Statistical significance was met with a two-tailed P value < 0.05. Statistical analyses were performed using Stata (version 17, StataCorp LLC; RRID: SCR_012763). This study qualified for an institutional review board exemption as there was no involvement of human participants, and the cancer registry data from SEER are available to the public without patient-identifying information.

The data analyzed in this study are publicly available and can be obtained from the NCI SEER database at: https://seer.cancer.gov/data-software/documentation/seerstat/ (RRID: SCR_006902).

We identified 112,389 adults with HCC (66.2% ages ≥60 years; 76.2% men and 23.8% women; and 49.8% NHW, 12.0% AA, 20.5% Hispanic, 16.5% API, and 1.1% AI/AN patients) from 2000 to 2020 (Table 1). The majority of patients were from large metro areas (62.5% vs. 9.4% from rural areas). An annual household income of ≥$70,000 was reported in 52.3% of patients. More than half (52.2%) had localized stage, 31.9% had regional stage, and 15.9% had distant stage at diagnosis. Only 62.2% of patients received any treatment for HCC; of those who received treatment, 22.6% received surgical therapy. Among patients who received HCC treatment, the median time from diagnosis to receipt of first treatment was 2 (IQR, 1–3) months, with 30.0% having treatment delay >3 months. Among all patients, the overall 5-year survival rate was 23.0%.

Of 89,656 patients diagnosed with HCC with available tumor staging data, lower rates of localized HCC at diagnosis were observed among AA patients, patients from small metro and rural areas, and patients with annual household incomes of $40,000 to $54,999 and <$40,000 (Table 2).

On multivariable logistic regression analysis, compared with NHW patients, AA [aOR, 0.84; 95% confidence interval (CI), 0.81–0.88; P < 0.001] patients had lower odds of localized-stage HCC at diagnosis, whereas Hispanic (aOR, 1.09; 95% CI, 1.05–1.13; P < 0.001) and API (aOR, 1.09; 95% CI, 1.05–1.14; P < 0.001) patients had higher odds of being diagnosed with localized-stage HCC. Compared with patients from large metro areas, patients from medium metro (aOR, 0.95; 95% CI, 0.92–0.99; P = 0.008), small metro (aOR, 0.89; 95% CI, 0.84–0.94; P < 0.001), and rural areas (aOR, 0.87; 95% CI, 0.82–0.92; P < 0.001) had lower odds of localized-stage HCC at diagnosis (Table 2).

Racial/ethnic differences in HCC tumor stage were exacerbated when including geographic factors. For example, compared with NHW patients from large metro areas, AA patients from large metro areas had 14% lower odds of having localized-stage HCC (aOR, 0.86; 95% CI, 0.82–0.91; P < 0.001), but AA patients from small–medium metro (aOR, 0.77; 95% CI, 0.71–0.83; P < 0.001) and rural areas (aOR, 0.75; 95% CI, 0.64–0.88; P < 0.001) had 23% and 25% lower odds of having localized-stage HCC at diagnosis, respectively (Table 2). Supplementary Table S1 shows the results of adjusted multivariable logistic regression analyses evaluating for predictors of tumor stage at diagnosis among patients with HCC, stratified by race/ethnicity.

◆ **Assignment**: In the text on hepatocellular carcinoma (HCC) patients, what was the overall 5-year survival rate among all patients?

◆ **Listed records**:
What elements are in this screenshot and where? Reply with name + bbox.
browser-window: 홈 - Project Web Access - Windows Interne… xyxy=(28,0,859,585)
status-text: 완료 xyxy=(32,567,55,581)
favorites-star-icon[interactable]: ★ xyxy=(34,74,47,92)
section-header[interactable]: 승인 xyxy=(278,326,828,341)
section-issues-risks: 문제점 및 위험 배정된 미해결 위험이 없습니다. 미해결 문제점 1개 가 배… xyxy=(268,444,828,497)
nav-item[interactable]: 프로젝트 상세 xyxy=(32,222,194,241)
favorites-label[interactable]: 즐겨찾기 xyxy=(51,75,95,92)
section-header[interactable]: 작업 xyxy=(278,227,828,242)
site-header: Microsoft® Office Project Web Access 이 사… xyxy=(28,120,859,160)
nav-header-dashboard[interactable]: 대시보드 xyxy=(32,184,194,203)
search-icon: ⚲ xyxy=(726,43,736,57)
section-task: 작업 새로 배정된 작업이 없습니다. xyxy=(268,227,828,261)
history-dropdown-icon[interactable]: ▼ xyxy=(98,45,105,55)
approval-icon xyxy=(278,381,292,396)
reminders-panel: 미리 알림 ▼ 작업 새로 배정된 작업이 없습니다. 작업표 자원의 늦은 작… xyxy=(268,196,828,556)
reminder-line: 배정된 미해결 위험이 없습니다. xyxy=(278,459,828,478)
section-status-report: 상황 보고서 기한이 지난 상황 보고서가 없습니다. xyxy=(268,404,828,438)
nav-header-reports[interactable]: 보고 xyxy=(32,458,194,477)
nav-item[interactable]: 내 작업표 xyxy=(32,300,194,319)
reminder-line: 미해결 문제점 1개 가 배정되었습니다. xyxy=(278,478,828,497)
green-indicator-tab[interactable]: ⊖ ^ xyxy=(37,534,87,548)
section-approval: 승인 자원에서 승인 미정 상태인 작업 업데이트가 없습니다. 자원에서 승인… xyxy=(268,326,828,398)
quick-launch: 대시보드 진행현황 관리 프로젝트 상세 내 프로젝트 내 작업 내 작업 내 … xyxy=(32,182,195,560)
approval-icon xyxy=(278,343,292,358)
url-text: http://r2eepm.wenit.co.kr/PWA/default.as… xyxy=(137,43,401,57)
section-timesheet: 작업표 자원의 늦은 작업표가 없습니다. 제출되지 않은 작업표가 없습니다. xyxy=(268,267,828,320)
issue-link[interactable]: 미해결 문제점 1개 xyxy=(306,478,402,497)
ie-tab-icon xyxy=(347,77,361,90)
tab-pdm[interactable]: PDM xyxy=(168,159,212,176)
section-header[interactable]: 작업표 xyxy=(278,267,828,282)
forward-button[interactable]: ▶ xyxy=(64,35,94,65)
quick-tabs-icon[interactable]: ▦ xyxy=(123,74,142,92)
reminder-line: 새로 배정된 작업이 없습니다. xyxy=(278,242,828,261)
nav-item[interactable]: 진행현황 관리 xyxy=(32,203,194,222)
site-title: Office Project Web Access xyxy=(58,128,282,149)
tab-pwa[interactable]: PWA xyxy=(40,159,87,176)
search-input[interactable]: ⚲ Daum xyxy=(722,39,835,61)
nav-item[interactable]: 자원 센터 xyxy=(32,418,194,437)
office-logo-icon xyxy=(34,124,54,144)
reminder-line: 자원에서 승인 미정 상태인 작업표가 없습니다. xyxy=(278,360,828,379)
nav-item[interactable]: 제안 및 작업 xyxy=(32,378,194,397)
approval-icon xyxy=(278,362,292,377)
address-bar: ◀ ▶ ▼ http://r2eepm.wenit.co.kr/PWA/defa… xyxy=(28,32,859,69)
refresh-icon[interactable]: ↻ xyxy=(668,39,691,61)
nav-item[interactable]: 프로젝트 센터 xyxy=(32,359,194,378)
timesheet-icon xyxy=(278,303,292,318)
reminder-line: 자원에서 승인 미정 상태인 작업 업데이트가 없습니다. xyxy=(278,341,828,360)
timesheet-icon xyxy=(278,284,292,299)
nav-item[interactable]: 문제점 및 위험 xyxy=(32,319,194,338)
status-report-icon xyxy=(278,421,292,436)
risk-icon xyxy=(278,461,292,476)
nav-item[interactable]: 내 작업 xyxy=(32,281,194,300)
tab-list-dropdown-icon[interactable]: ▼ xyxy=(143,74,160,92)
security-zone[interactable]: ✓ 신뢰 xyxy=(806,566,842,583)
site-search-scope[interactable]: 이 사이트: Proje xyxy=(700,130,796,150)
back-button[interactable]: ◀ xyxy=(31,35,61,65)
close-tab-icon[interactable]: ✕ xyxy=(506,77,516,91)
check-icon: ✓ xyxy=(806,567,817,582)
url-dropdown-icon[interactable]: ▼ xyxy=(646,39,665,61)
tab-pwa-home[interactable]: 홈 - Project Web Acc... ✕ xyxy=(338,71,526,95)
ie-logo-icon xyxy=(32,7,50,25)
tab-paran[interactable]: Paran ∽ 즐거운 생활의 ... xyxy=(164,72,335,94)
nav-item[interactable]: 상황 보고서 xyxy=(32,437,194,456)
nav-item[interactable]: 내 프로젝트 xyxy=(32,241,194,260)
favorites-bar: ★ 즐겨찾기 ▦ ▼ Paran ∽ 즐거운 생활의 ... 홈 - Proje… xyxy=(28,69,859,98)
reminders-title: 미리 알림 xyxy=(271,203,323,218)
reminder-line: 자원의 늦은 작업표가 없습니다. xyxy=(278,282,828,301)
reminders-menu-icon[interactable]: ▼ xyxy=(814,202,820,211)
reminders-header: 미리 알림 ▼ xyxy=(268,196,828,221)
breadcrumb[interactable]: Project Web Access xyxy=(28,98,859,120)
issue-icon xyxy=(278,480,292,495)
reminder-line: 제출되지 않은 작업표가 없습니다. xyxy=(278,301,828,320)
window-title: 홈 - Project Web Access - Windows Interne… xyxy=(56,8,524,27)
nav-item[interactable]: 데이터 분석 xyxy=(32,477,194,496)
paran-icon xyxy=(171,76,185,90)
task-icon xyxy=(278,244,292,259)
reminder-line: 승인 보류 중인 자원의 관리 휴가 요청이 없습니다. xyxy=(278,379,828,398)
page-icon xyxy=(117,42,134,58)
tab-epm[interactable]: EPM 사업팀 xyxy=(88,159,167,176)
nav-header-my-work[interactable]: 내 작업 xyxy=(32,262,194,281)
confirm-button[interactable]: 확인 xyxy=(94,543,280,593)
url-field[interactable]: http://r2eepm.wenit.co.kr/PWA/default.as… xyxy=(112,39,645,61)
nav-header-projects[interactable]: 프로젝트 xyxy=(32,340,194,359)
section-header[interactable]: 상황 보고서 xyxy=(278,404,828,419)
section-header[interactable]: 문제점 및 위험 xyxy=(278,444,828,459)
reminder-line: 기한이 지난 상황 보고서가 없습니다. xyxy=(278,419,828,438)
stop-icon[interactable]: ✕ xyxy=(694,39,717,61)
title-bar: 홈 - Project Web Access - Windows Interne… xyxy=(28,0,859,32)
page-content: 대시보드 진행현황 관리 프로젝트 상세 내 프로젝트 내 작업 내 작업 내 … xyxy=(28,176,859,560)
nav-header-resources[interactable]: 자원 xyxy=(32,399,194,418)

◆ **The answer**: 23.0%